>>>>

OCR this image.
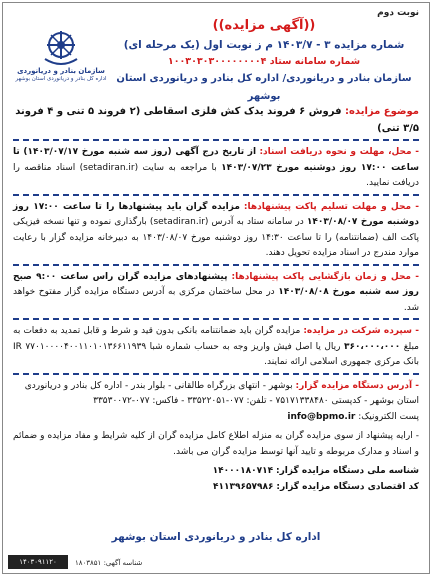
نوبت دوم
((آگهی مزایده))
شماره مزایده ۳ - ۱۴۰۳/۷ م ز نوبت اول (یک مرحله ای)
شماره سامانه ستاد ۱۰۰۳۰۳۰۳۰۰۰۰۰۰۰۰۴
سازمان بنادر و دریانوردی/ اداره کل بنادر و دریانوردی استان بوشهر
سازمان بنادر و دریانوردی
اداره کل بنادر و دریانوردی استان بوشهر
موضوع مزایده: فروش ۶ فروند یدک کش فلزی اسقاطی (۲ فروند ۵ تنی و ۴ فروند ۳/۵ تنی)
- محل، مهلت و نحوه دریافت اسناد: از تاریخ درج آگهی (روز سه شنبه مورخ ۱۴۰۳/۰۷/۱۷) تا ساعت ۱۷:۰۰ روز دوشنبه مورخ ۱۴۰۳/۰۷/۲۳ با مراجعه به سایت (setadiran.ir) اسناد مناقصه را دریافت نمایید.
- محل و مهلت تسلیم پاکت پیشنهادها: مزایده گران باید پیشنهادها را تا ساعت ۱۷:۰۰ روز دوشنبه مورخ ۱۴۰۳/۰۸/۰۷ در سامانه ستاد به آدرس (setadiran.ir) بارگذاری نموده و تنها نسخه فیزیکی پاکت الف (ضمانتنامه) را تا ساعت ۱۴:۳۰ روز دوشنبه مورخ ۱۴۰۳/۰۸/۰۷ به دبیرخانه مزایده گزار با رعایت موارد مندرج در اسناد مزایده تحویل دهند.
- محل و زمان بازگشایی پاکت پیشنهادها: پیشنهادهای مزایده گران راس ساعت ۹:۰۰ صبح روز سه شنبه مورخ ۱۴۰۳/۰۸/۰۸ در محل ساختمان مرکزی به آدرس دستگاه مزایده گزار مفتوح خواهد شد.
- سپرده شرکت در مزایده: مزایده گران باید ضمانتنامه بانکی بدون قید و شرط و قابل تمدید به دفعات به مبلغ ۳۶۰،۰۰۰،۰۰۰ ریال یا اصل فیش واریز وجه به حساب شماره شبا IR ۷۷۰۱۰۰۰۰۴۰۰۱۱۰۱۰۱۳۶۶۱۱۹۳۹ بانک مرکزی جمهوری اسلامی ارائه نمایند.
- آدرس دستگاه مزایده گزار: بوشهر - انتهای بزرگراه طالقانی - بلوار بندر - اداره کل بنادر و دریانوردی استان بوشهر - کدپستی ۷۵۱۷۱۳۳۸۴۸۰ - تلفن: ۰۷۷-۳۳۵۲۲۰۵۱ - فاکس: ۰۷۷-۳۳۵۳۰۰۷۲
پست الکترونیک: info@bpmo.ir
- ارایه پیشنهاد از سوی مزایده گران به منزله اطلاع کامل مزایده گران از کلیه شرایط و مفاد مزایده و ضمائم و اسناد و مدارک مربوطه و تایید آنها توسط مزایده گران می باشد.
شناسه ملی دستگاه مزایده گزار: ۱۴۰۰۰۱۸۰۷۱۴
کد اقتصادی دستگاه مزایده گزار: ۴۱۱۳۹۶۵۷۹۸۶
اداره کل بنادر و دریانوردی استان بوشهر
۱۴۰۳۰۹۱۱۲۰	شناسه آگهی: ۱۸۰۳۸۵۱
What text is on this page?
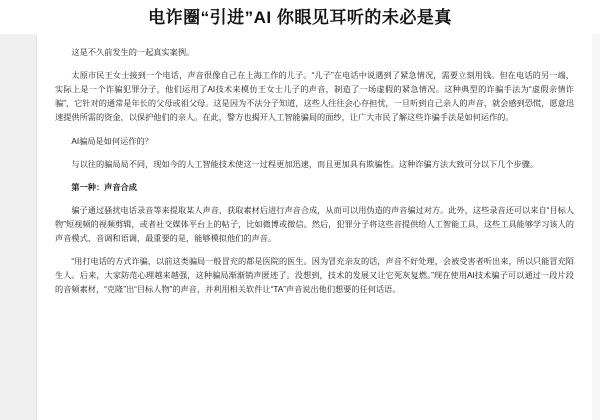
电诈圈“引进”AI 你眼见耳听的未必是真

这是不久前发生的一起真实案例。

太原市民王女士接到一个电话，声音很像自己在上海工作的儿子。“儿子”在电话中说遇到了紧急情况，需要立刻用钱。但在电话的另一端，实际上是一个诈骗犯罪分子，他们运用了AI技术来模仿王女士儿子的声音，制造了一场虚假的紧急情况。这种典型的诈骗手法为“虚假亲情诈骗”，它针对的通常是年长的父母或祖父母。这是因为不法分子知道，这些人往往会心存担忧，一旦听到自己亲人的声音，就会感到恐慌，愿意迅速提供所需的资金，以保护他们的亲人。在此，警方也揭开人工智能骗局的面纱，让广大市民了解这些诈骗手法是如何运作的。

AI骗局是如何运作的？

与以往的骗局局不同，现如今的人工智能技术使这一过程更加迅速，而且更加具有欺骗性。这种诈骗方法大致可分以下几个步骤。

第一种：声音合成

骗子通过骚扰电话录音等来提取某人声音，获取素材后进行声音合成，从而可以用伪造的声音骗过对方。此外，这些录音还可以来自“目标人物”短视频的视频剪辑，或者社交媒体平台上的帖子，比如微博或微信。然后，犯罪分子将这些音提供给人工智能工具，这些工具能够学习该人的声音模式、音调和语调，最重要的是，能够模拟他们的声音。

“用打电话的方式诈骗，以前这类骗局一般冒充的都是医院的医生。因为冒充亲友的话，声音不好处理，会被受害者听出来，所以只能冒充陌生人。后来，大家防范心理越来越强，这种骗局渐渐销声匿迹了。没想到，技术的发展又让它死灰复燃。”现在使用AI技术骗子可以通过一段片段的音频素材，“克隆”出“目标人物”的声音，并利用相关软件让“TA”声音说出他们想要的任何话语。
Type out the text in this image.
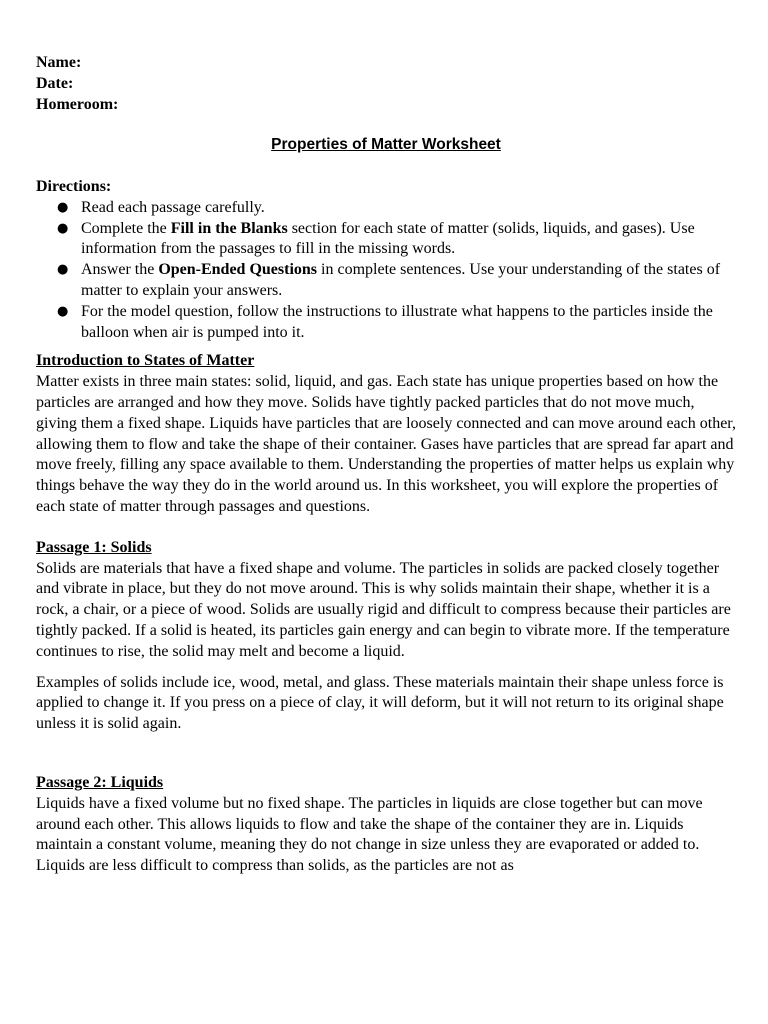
Name:
Date:
Homeroom:
Properties of Matter Worksheet
Directions:
● Read each passage carefully.
● Complete the Fill in the Blanks section for each state of matter (solids, liquids, and gases). Use information from the passages to fill in the missing words.
● Answer the Open-Ended Questions in complete sentences. Use your understanding of the states of matter to explain your answers.
● For the model question, follow the instructions to illustrate what happens to the particles inside the balloon when air is pumped into it.
Introduction to States of Matter

Matter exists in three main states: solid, liquid, and gas. Each state has unique properties based on how the particles are arranged and how they move. Solids have tightly packed particles that do not move much, giving them a fixed shape. Liquids have particles that are loosely connected and can move around each other, allowing them to flow and take the shape of their container. Gases have particles that are spread far apart and move freely, filling any space available to them. Understanding the properties of matter helps us explain why things behave the way they do in the world around us. In this worksheet, you will explore the properties of each state of matter through passages and questions.

Passage 1: Solids

Solids are materials that have a fixed shape and volume. The particles in solids are packed closely together and vibrate in place, but they do not move around. This is why solids maintain their shape, whether it is a rock, a chair, or a piece of wood. Solids are usually rigid and difficult to compress because their particles are tightly packed. If a solid is heated, its particles gain energy and can begin to vibrate more. If the temperature continues to rise, the solid may melt and become a liquid.

Examples of solids include ice, wood, metal, and glass. These materials maintain their shape unless force is applied to change it. If you press on a piece of clay, it will deform, but it will not return to its original shape unless it is solid again.

Passage 2: Liquids

Liquids have a fixed volume but no fixed shape. The particles in liquids are close together but can move around each other. This allows liquids to flow and take the shape of the container they are in. Liquids maintain a constant volume, meaning they do not change in size unless they are evaporated or added to. Liquids are less difficult to compress than solids, as the particles are not as
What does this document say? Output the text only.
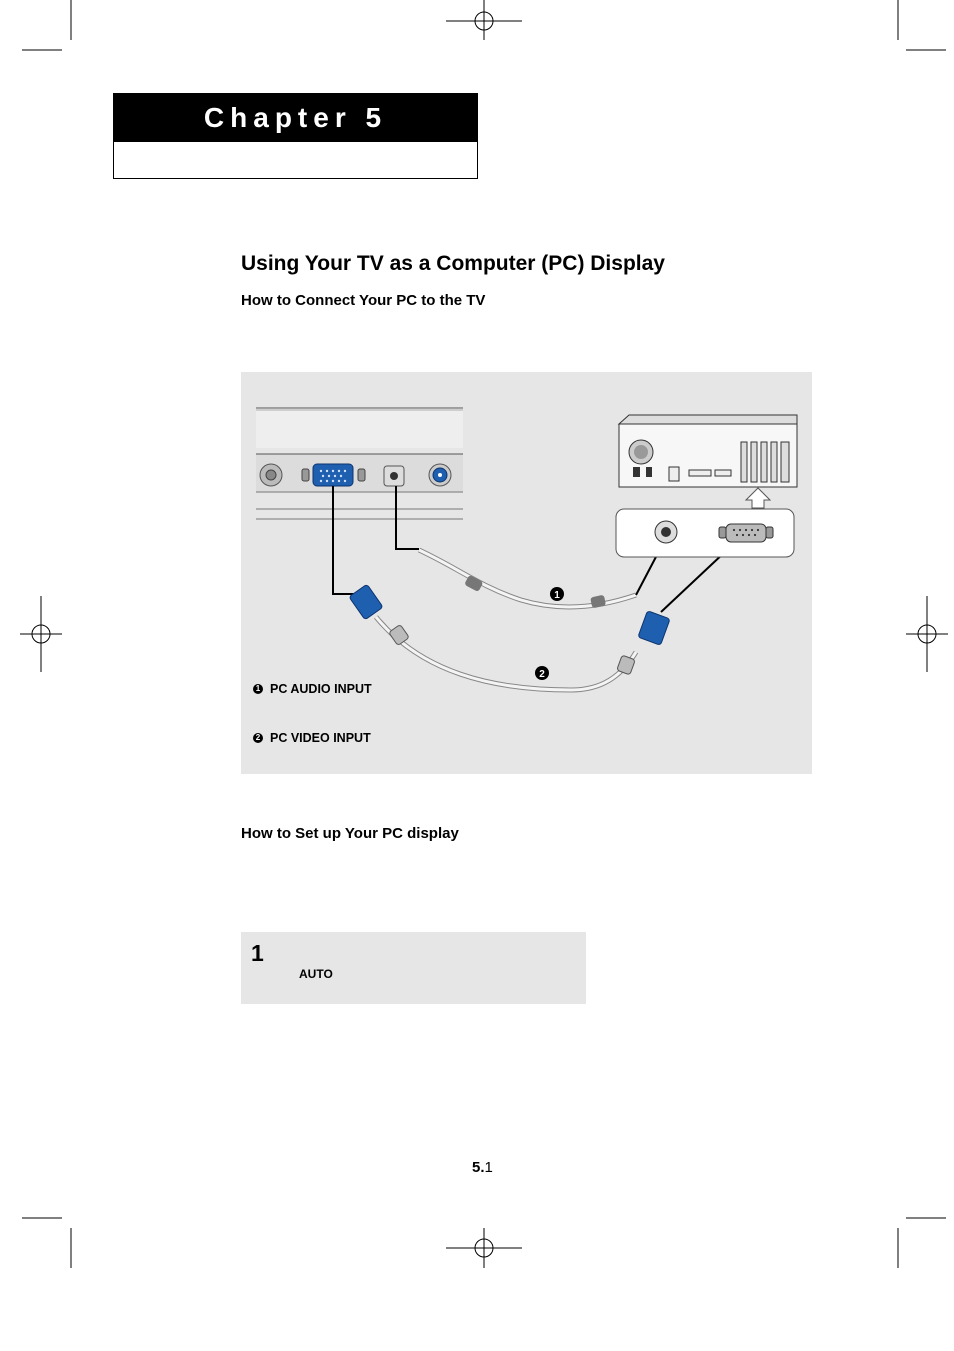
Chapter 5
Using Your TV as a Computer (PC) Display
How to Connect Your PC to the TV
1
2
1 PC AUDIO INPUT
2 PC VIDEO INPUT
How to Set up Your PC display
1
AUTO
5.1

<<<<

**What the task asks:**
Beginning with the line that contains "What does this", repeat every remaining line of the data exactly, the last line included, and omit pictures.

**Solution:**
What does this document say? Output the text only.
Chapter 5
Using Your TV as a Computer (PC) Display
How to Connect Your PC to the TV
1
2
1 PC AUDIO INPUT
2 PC VIDEO INPUT
How to Set up Your PC display
1
AUTO
5.1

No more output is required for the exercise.